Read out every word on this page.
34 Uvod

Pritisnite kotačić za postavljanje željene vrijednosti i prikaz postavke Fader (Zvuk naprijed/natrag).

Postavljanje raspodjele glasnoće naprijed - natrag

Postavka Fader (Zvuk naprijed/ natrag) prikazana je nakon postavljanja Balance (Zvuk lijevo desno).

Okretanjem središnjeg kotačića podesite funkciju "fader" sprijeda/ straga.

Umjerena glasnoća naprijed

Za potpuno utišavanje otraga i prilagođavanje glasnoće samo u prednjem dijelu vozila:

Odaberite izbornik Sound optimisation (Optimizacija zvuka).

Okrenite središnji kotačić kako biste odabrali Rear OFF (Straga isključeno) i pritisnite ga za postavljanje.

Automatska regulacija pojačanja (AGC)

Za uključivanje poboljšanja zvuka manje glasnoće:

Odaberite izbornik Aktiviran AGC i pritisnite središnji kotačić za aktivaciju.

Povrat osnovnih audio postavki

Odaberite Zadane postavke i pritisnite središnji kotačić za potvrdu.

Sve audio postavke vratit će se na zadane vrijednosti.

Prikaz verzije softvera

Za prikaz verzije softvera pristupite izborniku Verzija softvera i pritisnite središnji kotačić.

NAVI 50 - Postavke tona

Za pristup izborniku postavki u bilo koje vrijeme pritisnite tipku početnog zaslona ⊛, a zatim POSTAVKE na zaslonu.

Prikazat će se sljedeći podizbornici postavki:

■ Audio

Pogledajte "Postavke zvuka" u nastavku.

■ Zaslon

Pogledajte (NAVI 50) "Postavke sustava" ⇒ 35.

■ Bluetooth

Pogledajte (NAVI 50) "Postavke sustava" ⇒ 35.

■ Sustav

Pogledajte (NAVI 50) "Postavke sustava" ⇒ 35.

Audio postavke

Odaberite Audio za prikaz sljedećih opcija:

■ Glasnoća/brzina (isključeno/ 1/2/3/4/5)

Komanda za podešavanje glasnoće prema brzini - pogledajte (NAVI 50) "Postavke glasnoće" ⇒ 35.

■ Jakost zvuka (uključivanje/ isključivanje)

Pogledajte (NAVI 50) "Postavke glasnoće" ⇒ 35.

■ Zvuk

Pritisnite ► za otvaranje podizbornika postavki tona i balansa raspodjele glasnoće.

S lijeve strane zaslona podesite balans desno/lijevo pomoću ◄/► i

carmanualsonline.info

==*==

■ Written task
Within the listing above, copy each line that has the string "vrijednosti".

■ Exercise output
Pritisnite kotačić za postavljanje željene vrijednosti i prikaz postavke Fader (Zvuk naprijed/natrag).
Sve audio postavke vratit će se na zadane vrijednosti.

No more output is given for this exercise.